* _INPUT RECORDS_:
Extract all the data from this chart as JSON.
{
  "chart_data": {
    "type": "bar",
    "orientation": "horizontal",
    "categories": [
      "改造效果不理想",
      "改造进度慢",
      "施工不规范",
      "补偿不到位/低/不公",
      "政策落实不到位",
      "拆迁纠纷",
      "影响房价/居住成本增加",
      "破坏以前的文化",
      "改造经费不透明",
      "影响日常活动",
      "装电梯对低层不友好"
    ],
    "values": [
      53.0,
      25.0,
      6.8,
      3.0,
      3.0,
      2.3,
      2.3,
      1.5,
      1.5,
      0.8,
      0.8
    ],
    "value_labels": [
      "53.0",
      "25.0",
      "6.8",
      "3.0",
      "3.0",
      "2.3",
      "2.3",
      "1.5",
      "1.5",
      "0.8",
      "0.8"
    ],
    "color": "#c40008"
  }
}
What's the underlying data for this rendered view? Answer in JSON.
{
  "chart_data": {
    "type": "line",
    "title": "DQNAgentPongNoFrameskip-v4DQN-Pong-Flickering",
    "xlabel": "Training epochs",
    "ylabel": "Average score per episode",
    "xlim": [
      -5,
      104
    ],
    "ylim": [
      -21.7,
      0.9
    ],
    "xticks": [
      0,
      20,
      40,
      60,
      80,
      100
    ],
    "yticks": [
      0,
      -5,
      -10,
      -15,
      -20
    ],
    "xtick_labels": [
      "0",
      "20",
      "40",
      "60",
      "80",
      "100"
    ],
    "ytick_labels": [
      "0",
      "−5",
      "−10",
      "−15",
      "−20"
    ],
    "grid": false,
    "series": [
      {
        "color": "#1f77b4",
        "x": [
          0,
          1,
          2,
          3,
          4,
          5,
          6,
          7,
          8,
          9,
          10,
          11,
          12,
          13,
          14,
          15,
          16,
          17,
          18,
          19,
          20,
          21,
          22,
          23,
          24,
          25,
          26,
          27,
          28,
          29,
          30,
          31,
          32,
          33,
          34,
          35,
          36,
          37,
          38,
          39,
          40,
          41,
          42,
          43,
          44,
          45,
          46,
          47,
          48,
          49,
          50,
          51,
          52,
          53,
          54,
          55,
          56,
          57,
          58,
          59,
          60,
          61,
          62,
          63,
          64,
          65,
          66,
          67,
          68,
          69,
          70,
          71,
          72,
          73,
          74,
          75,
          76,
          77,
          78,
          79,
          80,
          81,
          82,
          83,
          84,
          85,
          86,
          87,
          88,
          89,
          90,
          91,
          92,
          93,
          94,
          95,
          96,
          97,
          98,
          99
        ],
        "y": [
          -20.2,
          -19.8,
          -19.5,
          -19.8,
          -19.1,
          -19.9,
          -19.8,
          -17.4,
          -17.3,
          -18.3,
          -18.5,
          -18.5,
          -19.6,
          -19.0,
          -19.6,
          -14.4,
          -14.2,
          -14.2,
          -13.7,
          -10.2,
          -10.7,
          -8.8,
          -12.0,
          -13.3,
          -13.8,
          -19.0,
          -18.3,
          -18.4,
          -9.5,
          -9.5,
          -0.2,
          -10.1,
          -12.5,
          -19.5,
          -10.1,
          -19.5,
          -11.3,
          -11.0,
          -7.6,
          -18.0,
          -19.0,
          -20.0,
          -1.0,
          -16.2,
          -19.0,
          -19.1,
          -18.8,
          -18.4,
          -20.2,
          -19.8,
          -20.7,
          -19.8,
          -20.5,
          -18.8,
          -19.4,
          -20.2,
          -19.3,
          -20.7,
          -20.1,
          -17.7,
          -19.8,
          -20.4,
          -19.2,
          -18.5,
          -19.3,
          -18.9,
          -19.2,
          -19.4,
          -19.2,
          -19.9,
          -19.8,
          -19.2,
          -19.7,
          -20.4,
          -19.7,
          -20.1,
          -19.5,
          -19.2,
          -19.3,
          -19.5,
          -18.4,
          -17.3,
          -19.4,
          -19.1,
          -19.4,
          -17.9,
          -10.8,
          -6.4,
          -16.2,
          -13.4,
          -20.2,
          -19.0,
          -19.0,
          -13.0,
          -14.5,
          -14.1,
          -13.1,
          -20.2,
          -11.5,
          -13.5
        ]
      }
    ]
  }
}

* _WHAT YOU WILL DO_: Spot every line that holds "this" and copy it.

* _RESULT_:
Extract all the data from this chart as JSON.
What's the underlying data for this rendered view? Answer in JSON.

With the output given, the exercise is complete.